++++ Stored records ++++
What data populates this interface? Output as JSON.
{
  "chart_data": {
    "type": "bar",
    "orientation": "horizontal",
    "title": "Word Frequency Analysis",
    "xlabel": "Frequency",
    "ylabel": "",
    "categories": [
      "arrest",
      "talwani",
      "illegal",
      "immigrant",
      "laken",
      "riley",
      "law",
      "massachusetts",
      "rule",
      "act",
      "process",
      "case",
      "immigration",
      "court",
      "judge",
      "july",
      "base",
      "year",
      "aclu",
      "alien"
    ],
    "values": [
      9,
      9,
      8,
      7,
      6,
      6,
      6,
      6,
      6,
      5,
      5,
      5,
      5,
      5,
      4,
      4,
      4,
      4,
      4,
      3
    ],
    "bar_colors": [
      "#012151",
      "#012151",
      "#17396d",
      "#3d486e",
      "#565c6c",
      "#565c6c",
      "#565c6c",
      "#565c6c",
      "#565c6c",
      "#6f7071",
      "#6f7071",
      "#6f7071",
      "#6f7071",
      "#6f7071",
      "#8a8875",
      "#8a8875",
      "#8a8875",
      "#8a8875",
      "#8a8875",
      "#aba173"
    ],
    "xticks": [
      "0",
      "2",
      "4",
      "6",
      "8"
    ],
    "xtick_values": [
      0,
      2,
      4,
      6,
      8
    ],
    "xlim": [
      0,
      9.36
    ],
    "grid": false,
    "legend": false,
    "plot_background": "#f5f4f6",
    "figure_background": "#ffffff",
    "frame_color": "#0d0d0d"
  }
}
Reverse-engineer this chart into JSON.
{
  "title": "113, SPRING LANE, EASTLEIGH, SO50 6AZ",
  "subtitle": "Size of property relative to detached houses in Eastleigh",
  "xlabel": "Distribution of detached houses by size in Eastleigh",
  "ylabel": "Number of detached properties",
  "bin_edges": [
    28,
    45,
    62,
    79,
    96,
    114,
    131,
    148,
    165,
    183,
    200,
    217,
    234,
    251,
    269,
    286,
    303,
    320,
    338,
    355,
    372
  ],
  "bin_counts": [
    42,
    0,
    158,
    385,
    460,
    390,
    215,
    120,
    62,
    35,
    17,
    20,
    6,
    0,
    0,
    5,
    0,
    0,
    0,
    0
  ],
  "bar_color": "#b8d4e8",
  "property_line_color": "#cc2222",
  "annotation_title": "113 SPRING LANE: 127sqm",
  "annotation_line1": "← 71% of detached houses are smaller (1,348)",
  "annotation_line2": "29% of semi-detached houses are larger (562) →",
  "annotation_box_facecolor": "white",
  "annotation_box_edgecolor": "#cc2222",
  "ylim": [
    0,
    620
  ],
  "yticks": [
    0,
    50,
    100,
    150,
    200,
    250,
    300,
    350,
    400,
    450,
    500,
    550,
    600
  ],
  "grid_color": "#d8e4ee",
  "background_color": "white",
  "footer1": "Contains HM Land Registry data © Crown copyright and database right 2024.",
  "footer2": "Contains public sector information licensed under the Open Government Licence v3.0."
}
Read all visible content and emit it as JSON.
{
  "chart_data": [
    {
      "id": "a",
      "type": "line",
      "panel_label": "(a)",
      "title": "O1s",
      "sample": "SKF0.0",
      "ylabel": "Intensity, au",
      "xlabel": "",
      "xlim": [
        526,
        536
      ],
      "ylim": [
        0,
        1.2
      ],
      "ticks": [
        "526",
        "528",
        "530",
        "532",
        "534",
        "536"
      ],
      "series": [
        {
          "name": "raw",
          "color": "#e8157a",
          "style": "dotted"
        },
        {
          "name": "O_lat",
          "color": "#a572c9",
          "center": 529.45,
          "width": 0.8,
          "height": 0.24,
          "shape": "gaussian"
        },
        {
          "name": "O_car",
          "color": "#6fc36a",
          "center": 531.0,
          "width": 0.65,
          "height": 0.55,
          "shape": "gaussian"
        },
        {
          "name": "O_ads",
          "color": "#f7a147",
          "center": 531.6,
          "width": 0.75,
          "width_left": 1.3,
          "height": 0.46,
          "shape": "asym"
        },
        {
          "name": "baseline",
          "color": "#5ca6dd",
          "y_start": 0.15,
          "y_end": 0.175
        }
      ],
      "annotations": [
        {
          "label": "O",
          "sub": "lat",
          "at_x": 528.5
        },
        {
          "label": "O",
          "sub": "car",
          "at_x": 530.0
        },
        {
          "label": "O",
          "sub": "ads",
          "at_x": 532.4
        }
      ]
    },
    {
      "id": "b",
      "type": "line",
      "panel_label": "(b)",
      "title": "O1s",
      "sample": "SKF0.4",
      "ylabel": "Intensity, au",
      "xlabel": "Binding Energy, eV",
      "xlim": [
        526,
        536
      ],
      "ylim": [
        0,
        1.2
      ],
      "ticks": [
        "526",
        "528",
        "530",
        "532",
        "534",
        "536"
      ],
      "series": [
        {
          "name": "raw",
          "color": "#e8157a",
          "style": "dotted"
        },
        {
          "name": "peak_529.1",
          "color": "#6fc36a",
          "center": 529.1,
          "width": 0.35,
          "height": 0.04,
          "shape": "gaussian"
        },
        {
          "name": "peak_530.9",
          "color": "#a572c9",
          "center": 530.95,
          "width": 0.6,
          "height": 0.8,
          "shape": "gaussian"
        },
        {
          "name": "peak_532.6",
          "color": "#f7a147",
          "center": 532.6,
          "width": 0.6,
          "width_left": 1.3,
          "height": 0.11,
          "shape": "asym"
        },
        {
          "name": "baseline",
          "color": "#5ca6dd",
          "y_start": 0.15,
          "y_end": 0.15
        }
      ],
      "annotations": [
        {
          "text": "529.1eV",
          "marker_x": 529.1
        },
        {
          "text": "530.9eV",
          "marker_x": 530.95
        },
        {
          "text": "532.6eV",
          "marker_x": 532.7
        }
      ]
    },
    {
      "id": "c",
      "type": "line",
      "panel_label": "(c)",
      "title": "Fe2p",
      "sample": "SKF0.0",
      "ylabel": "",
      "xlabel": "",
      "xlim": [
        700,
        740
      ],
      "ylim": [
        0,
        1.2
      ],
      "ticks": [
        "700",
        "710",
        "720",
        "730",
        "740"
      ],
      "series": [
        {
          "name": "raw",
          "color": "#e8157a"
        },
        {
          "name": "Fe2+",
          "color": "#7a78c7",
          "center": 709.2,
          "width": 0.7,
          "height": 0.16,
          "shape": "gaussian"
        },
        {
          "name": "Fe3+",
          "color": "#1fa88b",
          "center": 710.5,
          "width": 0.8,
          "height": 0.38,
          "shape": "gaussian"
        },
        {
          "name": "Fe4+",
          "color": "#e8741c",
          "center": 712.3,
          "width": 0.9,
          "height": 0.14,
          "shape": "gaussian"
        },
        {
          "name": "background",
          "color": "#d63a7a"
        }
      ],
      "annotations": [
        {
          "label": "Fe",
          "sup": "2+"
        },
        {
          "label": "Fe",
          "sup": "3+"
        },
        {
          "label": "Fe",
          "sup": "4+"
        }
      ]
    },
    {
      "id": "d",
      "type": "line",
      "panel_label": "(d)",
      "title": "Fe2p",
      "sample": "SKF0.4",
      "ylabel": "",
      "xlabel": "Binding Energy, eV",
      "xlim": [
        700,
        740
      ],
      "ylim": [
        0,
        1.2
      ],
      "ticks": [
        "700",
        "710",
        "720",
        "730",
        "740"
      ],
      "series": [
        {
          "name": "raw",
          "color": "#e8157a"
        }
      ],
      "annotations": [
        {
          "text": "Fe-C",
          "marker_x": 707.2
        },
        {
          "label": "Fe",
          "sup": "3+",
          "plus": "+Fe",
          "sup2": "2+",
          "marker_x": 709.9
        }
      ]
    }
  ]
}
++++
[Directive] Restate the whole of the material exactly.

[Solution to this problem]
What data populates this interface? Output as JSON.
{
  "chart_data": {
    "type": "bar",
    "orientation": "horizontal",
    "title": "Word Frequency Analysis",
    "xlabel": "Frequency",
    "ylabel": "",
    "categories": [
      "arrest",
      "talwani",
      "illegal",
      "immigrant",
      "laken",
      "riley",
      "law",
      "massachusetts",
      "rule",
      "act",
      "process",
      "case",
      "immigration",
      "court",
      "judge",
      "july",
      "base",
      "year",
      "aclu",
      "alien"
    ],
    "values": [
      9,
      9,
      8,
      7,
      6,
      6,
      6,
      6,
      6,
      5,
      5,
      5,
      5,
      5,
      4,
      4,
      4,
      4,
      4,
      3
    ],
    "bar_colors": [
      "#012151",
      "#012151",
      "#17396d",
      "#3d486e",
      "#565c6c",
      "#565c6c",
      "#565c6c",
      "#565c6c",
      "#565c6c",
      "#6f7071",
      "#6f7071",
      "#6f7071",
      "#6f7071",
      "#6f7071",
      "#8a8875",
      "#8a8875",
      "#8a8875",
      "#8a8875",
      "#8a8875",
      "#aba173"
    ],
    "xticks": [
      "0",
      "2",
      "4",
      "6",
      "8"
    ],
    "xtick_values": [
      0,
      2,
      4,
      6,
      8
    ],
    "xlim": [
      0,
      9.36
    ],
    "grid": false,
    "legend": false,
    "plot_background": "#f5f4f6",
    "figure_background": "#ffffff",
    "frame_color": "#0d0d0d"
  }
}
Reverse-engineer this chart into JSON.
{
  "title": "113, SPRING LANE, EASTLEIGH, SO50 6AZ",
  "subtitle": "Size of property relative to detached houses in Eastleigh",
  "xlabel": "Distribution of detached houses by size in Eastleigh",
  "ylabel": "Number of detached properties",
  "bin_edges": [
    28,
    45,
    62,
    79,
    96,
    114,
    131,
    148,
    165,
    183,
    200,
    217,
    234,
    251,
    269,
    286,
    303,
    320,
    338,
    355,
    372
  ],
  "bin_counts": [
    42,
    0,
    158,
    385,
    460,
    390,
    215,
    120,
    62,
    35,
    17,
    20,
    6,
    0,
    0,
    5,
    0,
    0,
    0,
    0
  ],
  "bar_color": "#b8d4e8",
  "property_line_color": "#cc2222",
  "annotation_title": "113 SPRING LANE: 127sqm",
  "annotation_line1": "← 71% of detached houses are smaller (1,348)",
  "annotation_line2": "29% of semi-detached houses are larger (562) →",
  "annotation_box_facecolor": "white",
  "annotation_box_edgecolor": "#cc2222",
  "ylim": [
    0,
    620
  ],
  "yticks": [
    0,
    50,
    100,
    150,
    200,
    250,
    300,
    350,
    400,
    450,
    500,
    550,
    600
  ],
  "grid_color": "#d8e4ee",
  "background_color": "white",
  "footer1": "Contains HM Land Registry data © Crown copyright and database right 2024.",
  "footer2": "Contains public sector information licensed under the Open Government Licence v3.0."
}
Read all visible content and emit it as JSON.
{
  "chart_data": [
    {
      "id": "a",
      "type": "line",
      "panel_label": "(a)",
      "title": "O1s",
      "sample": "SKF0.0",
      "ylabel": "Intensity, au",
      "xlabel": "",
      "xlim": [
        526,
        536
      ],
      "ylim": [
        0,
        1.2
      ],
      "ticks": [
        "526",
        "528",
        "530",
        "532",
        "534",
        "536"
      ],
      "series": [
        {
          "name": "raw",
          "color": "#e8157a",
          "style": "dotted"
        },
        {
          "name": "O_lat",
          "color": "#a572c9",
          "center": 529.45,
          "width": 0.8,
          "height": 0.24,
          "shape": "gaussian"
        },
        {
          "name": "O_car",
          "color": "#6fc36a",
          "center": 531.0,
          "width": 0.65,
          "height": 0.55,
          "shape": "gaussian"
        },
        {
          "name": "O_ads",
          "color": "#f7a147",
          "center": 531.6,
          "width": 0.75,
          "width_left": 1.3,
          "height": 0.46,
          "shape": "asym"
        },
        {
          "name": "baseline",
          "color": "#5ca6dd",
          "y_start": 0.15,
          "y_end": 0.175
        }
      ],
      "annotations": [
        {
          "label": "O",
          "sub": "lat",
          "at_x": 528.5
        },
        {
          "label": "O",
          "sub": "car",
          "at_x": 530.0
        },
        {
          "label": "O",
          "sub": "ads",
          "at_x": 532.4
        }
      ]
    },
    {
      "id": "b",
      "type": "line",
      "panel_label": "(b)",
      "title": "O1s",
      "sample": "SKF0.4",
      "ylabel": "Intensity, au",
      "xlabel": "Binding Energy, eV",
      "xlim": [
        526,
        536
      ],
      "ylim": [
        0,
        1.2
      ],
      "ticks": [
        "526",
        "528",
        "530",
        "532",
        "534",
        "536"
      ],
      "series": [
        {
          "name": "raw",
          "color": "#e8157a",
          "style": "dotted"
        },
        {
          "name": "peak_529.1",
          "color": "#6fc36a",
          "center": 529.1,
          "width": 0.35,
          "height": 0.04,
          "shape": "gaussian"
        },
        {
          "name": "peak_530.9",
          "color": "#a572c9",
          "center": 530.95,
          "width": 0.6,
          "height": 0.8,
          "shape": "gaussian"
        },
        {
          "name": "peak_532.6",
          "color": "#f7a147",
          "center": 532.6,
          "width": 0.6,
          "width_left": 1.3,
          "height": 0.11,
          "shape": "asym"
        },
        {
          "name": "baseline",
          "color": "#5ca6dd",
          "y_start": 0.15,
          "y_end": 0.15
        }
      ],
      "annotations": [
        {
          "text": "529.1eV",
          "marker_x": 529.1
        },
        {
          "text": "530.9eV",
          "marker_x": 530.95
        },
        {
          "text": "532.6eV",
          "marker_x": 532.7
        }
      ]
    },
    {
      "id": "c",
      "type": "line",
      "panel_label": "(c)",
      "title": "Fe2p",
      "sample": "SKF0.0",
      "ylabel": "",
      "xlabel": "",
      "xlim": [
        700,
        740
      ],
      "ylim": [
        0,
        1.2
      ],
      "ticks": [
        "700",
        "710",
        "720",
        "730",
        "740"
      ],
      "series": [
        {
          "name": "raw",
          "color": "#e8157a"
        },
        {
          "name": "Fe2+",
          "color": "#7a78c7",
          "center": 709.2,
          "width": 0.7,
          "height": 0.16,
          "shape": "gaussian"
        },
        {
          "name": "Fe3+",
          "color": "#1fa88b",
          "center": 710.5,
          "width": 0.8,
          "height": 0.38,
          "shape": "gaussian"
        },
        {
          "name": "Fe4+",
          "color": "#e8741c",
          "center": 712.3,
          "width": 0.9,
          "height": 0.14,
          "shape": "gaussian"
        },
        {
          "name": "background",
          "color": "#d63a7a"
        }
      ],
      "annotations": [
        {
          "label": "Fe",
          "sup": "2+"
        },
        {
          "label": "Fe",
          "sup": "3+"
        },
        {
          "label": "Fe",
          "sup": "4+"
        }
      ]
    },
    {
      "id": "d",
      "type": "line",
      "panel_label": "(d)",
      "title": "Fe2p",
      "sample": "SKF0.4",
      "ylabel": "",
      "xlabel": "Binding Energy, eV",
      "xlim": [
        700,
        740
      ],
      "ylim": [
        0,
        1.2
      ],
      "ticks": [
        "700",
        "710",
        "720",
        "730",
        "740"
      ],
      "series": [
        {
          "name": "raw",
          "color": "#e8157a"
        }
      ],
      "annotations": [
        {
          "text": "Fe-C",
          "marker_x": 707.2
        },
        {
          "label": "Fe",
          "sup": "3+",
          "plus": "+Fe",
          "sup2": "2+",
          "marker_x": 709.9
        }
      ]
    }
  ]
}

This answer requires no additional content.